+++ DATA FOR PROCESSING

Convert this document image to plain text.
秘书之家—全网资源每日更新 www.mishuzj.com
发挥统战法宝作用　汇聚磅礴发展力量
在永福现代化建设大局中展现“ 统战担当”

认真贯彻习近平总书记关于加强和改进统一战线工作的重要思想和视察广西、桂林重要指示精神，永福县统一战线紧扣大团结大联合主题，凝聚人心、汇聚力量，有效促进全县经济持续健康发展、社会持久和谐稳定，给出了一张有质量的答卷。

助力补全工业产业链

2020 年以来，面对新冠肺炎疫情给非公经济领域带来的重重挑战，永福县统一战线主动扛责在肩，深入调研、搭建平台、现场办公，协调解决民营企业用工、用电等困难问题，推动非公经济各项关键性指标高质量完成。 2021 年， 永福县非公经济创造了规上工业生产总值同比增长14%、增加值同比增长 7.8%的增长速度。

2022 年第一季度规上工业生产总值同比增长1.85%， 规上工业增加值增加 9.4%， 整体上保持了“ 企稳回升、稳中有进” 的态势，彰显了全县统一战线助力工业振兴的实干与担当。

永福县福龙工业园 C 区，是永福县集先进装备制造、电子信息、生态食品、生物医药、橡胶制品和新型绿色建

++++++

▶ [INSTRUCTIONS FOR THE TASK] Retype the entries exactly, including every line.

▶ [FULL RESPONSE]
Convert this document image to plain text.
秘书之家—全网资源每日更新 www.mishuzj.com
发挥统战法宝作用　汇聚磅礴发展力量
在永福现代化建设大局中展现“ 统战担当”

认真贯彻习近平总书记关于加强和改进统一战线工作的重要思想和视察广西、桂林重要指示精神，永福县统一战线紧扣大团结大联合主题，凝聚人心、汇聚力量，有效促进全县经济持续健康发展、社会持久和谐稳定，给出了一张有质量的答卷。

助力补全工业产业链

2020 年以来，面对新冠肺炎疫情给非公经济领域带来的重重挑战，永福县统一战线主动扛责在肩，深入调研、搭建平台、现场办公，协调解决民营企业用工、用电等困难问题，推动非公经济各项关键性指标高质量完成。 2021 年， 永福县非公经济创造了规上工业生产总值同比增长14%、增加值同比增长 7.8%的增长速度。

2022 年第一季度规上工业生产总值同比增长1.85%， 规上工业增加值增加 9.4%， 整体上保持了“ 企稳回升、稳中有进” 的态势，彰显了全县统一战线助力工业振兴的实干与担当。

永福县福龙工业园 C 区，是永福县集先进装备制造、电子信息、生态食品、生物医药、橡胶制品和新型绿色建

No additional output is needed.